··· Provided records
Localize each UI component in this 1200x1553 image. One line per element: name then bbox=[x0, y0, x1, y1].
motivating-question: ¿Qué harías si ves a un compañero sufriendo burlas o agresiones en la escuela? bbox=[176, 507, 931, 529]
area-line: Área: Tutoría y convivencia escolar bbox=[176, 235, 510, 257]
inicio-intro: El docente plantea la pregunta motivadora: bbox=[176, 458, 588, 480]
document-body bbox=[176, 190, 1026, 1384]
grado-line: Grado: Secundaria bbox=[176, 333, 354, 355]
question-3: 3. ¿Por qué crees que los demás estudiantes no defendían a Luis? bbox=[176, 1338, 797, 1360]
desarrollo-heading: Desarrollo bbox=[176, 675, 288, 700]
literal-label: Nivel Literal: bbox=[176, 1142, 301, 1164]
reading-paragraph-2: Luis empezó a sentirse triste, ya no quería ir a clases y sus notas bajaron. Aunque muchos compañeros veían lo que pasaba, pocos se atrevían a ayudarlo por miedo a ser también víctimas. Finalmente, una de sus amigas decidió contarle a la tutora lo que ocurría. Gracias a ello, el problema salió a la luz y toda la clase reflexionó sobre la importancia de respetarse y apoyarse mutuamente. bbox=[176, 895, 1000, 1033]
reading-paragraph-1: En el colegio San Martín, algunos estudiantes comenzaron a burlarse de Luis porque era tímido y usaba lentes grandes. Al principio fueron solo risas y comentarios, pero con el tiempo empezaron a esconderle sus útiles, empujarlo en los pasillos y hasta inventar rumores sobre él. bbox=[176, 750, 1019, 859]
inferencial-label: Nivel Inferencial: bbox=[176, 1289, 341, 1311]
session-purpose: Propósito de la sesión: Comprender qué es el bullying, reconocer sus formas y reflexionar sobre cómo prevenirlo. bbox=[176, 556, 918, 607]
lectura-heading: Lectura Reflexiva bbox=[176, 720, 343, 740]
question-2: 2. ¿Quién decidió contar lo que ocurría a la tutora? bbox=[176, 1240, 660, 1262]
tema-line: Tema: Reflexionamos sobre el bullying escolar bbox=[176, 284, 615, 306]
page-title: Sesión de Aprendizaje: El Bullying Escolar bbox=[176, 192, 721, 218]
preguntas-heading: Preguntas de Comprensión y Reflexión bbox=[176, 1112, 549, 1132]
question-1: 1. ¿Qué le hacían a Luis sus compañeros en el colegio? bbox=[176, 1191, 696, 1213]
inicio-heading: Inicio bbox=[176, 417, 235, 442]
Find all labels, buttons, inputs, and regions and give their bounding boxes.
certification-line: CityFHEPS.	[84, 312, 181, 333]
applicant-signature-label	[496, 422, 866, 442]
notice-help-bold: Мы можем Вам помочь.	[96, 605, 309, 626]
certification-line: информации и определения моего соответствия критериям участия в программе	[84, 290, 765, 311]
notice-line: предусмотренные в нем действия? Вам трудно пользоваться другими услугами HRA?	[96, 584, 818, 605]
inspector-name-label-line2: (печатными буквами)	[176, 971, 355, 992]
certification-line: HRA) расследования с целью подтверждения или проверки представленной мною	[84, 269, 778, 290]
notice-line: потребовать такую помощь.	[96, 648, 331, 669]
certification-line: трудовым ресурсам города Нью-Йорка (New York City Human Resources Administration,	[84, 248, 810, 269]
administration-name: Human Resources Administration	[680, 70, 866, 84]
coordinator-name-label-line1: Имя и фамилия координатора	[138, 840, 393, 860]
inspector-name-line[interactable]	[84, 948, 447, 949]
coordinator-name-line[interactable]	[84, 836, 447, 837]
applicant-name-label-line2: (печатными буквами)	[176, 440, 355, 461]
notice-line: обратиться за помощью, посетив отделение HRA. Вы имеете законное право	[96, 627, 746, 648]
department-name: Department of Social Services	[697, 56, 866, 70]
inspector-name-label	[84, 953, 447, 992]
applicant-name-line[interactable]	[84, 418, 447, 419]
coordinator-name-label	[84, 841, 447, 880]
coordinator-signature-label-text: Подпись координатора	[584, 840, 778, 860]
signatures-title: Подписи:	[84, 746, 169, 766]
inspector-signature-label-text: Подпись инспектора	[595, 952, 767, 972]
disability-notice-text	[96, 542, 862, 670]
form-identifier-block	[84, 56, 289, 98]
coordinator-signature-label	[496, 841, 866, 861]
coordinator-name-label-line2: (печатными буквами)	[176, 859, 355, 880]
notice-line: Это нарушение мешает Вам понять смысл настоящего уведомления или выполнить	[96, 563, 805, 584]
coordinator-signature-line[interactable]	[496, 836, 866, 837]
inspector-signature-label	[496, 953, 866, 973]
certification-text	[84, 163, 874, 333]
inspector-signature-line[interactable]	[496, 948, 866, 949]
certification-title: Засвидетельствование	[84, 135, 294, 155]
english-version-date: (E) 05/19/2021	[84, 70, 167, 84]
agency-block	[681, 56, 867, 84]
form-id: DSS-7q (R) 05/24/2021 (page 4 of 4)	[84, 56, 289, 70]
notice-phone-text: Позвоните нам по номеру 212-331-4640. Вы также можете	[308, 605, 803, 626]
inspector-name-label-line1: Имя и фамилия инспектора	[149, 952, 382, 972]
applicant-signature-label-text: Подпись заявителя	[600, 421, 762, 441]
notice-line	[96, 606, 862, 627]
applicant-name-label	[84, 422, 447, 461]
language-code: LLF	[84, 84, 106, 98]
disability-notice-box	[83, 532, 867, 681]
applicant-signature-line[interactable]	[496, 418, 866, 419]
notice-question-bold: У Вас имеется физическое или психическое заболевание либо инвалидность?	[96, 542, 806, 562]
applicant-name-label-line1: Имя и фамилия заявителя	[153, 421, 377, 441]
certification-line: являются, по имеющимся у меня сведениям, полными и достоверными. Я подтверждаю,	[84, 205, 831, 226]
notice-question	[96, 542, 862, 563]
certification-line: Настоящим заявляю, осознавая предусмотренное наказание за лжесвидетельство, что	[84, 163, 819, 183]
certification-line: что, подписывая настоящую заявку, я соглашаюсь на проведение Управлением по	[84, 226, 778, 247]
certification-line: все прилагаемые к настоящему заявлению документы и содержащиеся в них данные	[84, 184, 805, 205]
······
▸ **The problem**: Reproduce the data above, swapping every "certification-line" for "declaration-line" and leaving everything else as it is.

▸ **Answer for this exercise**:
Localize each UI component in this 1200x1553 image. One line per element: name then bbox=[x0, y0, x1, y1].
motivating-question: ¿Qué harías si ves a un compañero sufriendo burlas o agresiones en la escuela? bbox=[176, 507, 931, 529]
area-line: Área: Tutoría y convivencia escolar bbox=[176, 235, 510, 257]
inicio-intro: El docente plantea la pregunta motivadora: bbox=[176, 458, 588, 480]
document-body bbox=[176, 190, 1026, 1384]
grado-line: Grado: Secundaria bbox=[176, 333, 354, 355]
question-3: 3. ¿Por qué crees que los demás estudiantes no defendían a Luis? bbox=[176, 1338, 797, 1360]
desarrollo-heading: Desarrollo bbox=[176, 675, 288, 700]
literal-label: Nivel Literal: bbox=[176, 1142, 301, 1164]
reading-paragraph-2: Luis empezó a sentirse triste, ya no quería ir a clases y sus notas bajaron. Aunque muchos compañeros veían lo que pasaba, pocos se atrevían a ayudarlo por miedo a ser también víctimas. Finalmente, una de sus amigas decidió contarle a la tutora lo que ocurría. Gracias a ello, el problema salió a la luz y toda la clase reflexionó sobre la importancia de respetarse y apoyarse mutuamente. bbox=[176, 895, 1000, 1033]
reading-paragraph-1: En el colegio San Martín, algunos estudiantes comenzaron a burlarse de Luis porque era tímido y usaba lentes grandes. Al principio fueron solo risas y comentarios, pero con el tiempo empezaron a esconderle sus útiles, empujarlo en los pasillos y hasta inventar rumores sobre él. bbox=[176, 750, 1019, 859]
inferencial-label: Nivel Inferencial: bbox=[176, 1289, 341, 1311]
session-purpose: Propósito de la sesión: Comprender qué es el bullying, reconocer sus formas y reflexionar sobre cómo prevenirlo. bbox=[176, 556, 918, 607]
lectura-heading: Lectura Reflexiva bbox=[176, 720, 343, 740]
question-2: 2. ¿Quién decidió contar lo que ocurría a la tutora? bbox=[176, 1240, 660, 1262]
tema-line: Tema: Reflexionamos sobre el bullying escolar bbox=[176, 284, 615, 306]
page-title: Sesión de Aprendizaje: El Bullying Escolar bbox=[176, 192, 721, 218]
preguntas-heading: Preguntas de Comprensión y Reflexión bbox=[176, 1112, 549, 1132]
question-1: 1. ¿Qué le hacían a Luis sus compañeros en el colegio? bbox=[176, 1191, 696, 1213]
inicio-heading: Inicio bbox=[176, 417, 235, 442]
Find all labels, buttons, inputs, and regions and give their bounding boxes.
declaration-line: CityFHEPS.	[84, 312, 181, 333]
applicant-signature-label	[496, 422, 866, 442]
notice-help-bold: Мы можем Вам помочь.	[96, 605, 309, 626]
declaration-line: информации и определения моего соответствия критериям участия в программе	[84, 290, 765, 311]
notice-line: предусмотренные в нем действия? Вам трудно пользоваться другими услугами HRA?	[96, 584, 818, 605]
inspector-name-label-line2: (печатными буквами)	[176, 971, 355, 992]
declaration-line: HRA) расследования с целью подтверждения или проверки представленной мною	[84, 269, 778, 290]
notice-line: потребовать такую помощь.	[96, 648, 331, 669]
declaration-line: трудовым ресурсам города Нью-Йорка (New York City Human Resources Administration,	[84, 248, 810, 269]
administration-name: Human Resources Administration	[680, 70, 866, 84]
coordinator-name-label-line1: Имя и фамилия координатора	[138, 840, 393, 860]
inspector-name-line[interactable]	[84, 948, 447, 949]
coordinator-name-line[interactable]	[84, 836, 447, 837]
applicant-name-label-line2: (печатными буквами)	[176, 440, 355, 461]
notice-line: обратиться за помощью, посетив отделение HRA. Вы имеете законное право	[96, 627, 746, 648]
department-name: Department of Social Services	[697, 56, 866, 70]
inspector-name-label	[84, 953, 447, 992]
applicant-name-line[interactable]	[84, 418, 447, 419]
coordinator-name-label	[84, 841, 447, 880]
coordinator-signature-label-text: Подпись координатора	[584, 840, 778, 860]
signatures-title: Подписи:	[84, 746, 169, 766]
inspector-signature-label-text: Подпись инспектора	[595, 952, 767, 972]
disability-notice-text	[96, 542, 862, 670]
form-identifier-block	[84, 56, 289, 98]
coordinator-signature-label	[496, 841, 866, 861]
coordinator-name-label-line2: (печатными буквами)	[176, 859, 355, 880]
notice-line: Это нарушение мешает Вам понять смысл настоящего уведомления или выполнить	[96, 563, 805, 584]
coordinator-signature-line[interactable]	[496, 836, 866, 837]
inspector-signature-label	[496, 953, 866, 973]
certification-text	[84, 163, 874, 333]
inspector-signature-line[interactable]	[496, 948, 866, 949]
certification-title: Засвидетельствование	[84, 135, 294, 155]
english-version-date: (E) 05/19/2021	[84, 70, 167, 84]
agency-block	[681, 56, 867, 84]
form-id: DSS-7q (R) 05/24/2021 (page 4 of 4)	[84, 56, 289, 70]
notice-phone-text: Позвоните нам по номеру 212-331-4640. Вы также можете	[308, 605, 803, 626]
inspector-name-label-line1: Имя и фамилия инспектора	[149, 952, 382, 972]
applicant-signature-label-text: Подпись заявителя	[600, 421, 762, 441]
notice-line	[96, 606, 862, 627]
applicant-name-label	[84, 422, 447, 461]
language-code: LLF	[84, 84, 106, 98]
disability-notice-box	[83, 532, 867, 681]
applicant-signature-line[interactable]	[496, 418, 866, 419]
notice-question-bold: У Вас имеется физическое или психическое заболевание либо инвалидность?	[96, 542, 806, 562]
applicant-name-label-line1: Имя и фамилия заявителя	[153, 421, 377, 441]
declaration-line: являются, по имеющимся у меня сведениям, полными и достоверными. Я подтверждаю,	[84, 205, 831, 226]
notice-question	[96, 542, 862, 563]
declaration-line: Настоящим заявляю, осознавая предусмотренное наказание за лжесвидетельство, что	[84, 163, 819, 183]
declaration-line: что, подписывая настоящую заявку, я соглашаюсь на проведение Управлением по	[84, 226, 778, 247]
declaration-line: все прилагаемые к настоящему заявлению документы и содержащиеся в них данные	[84, 184, 805, 205]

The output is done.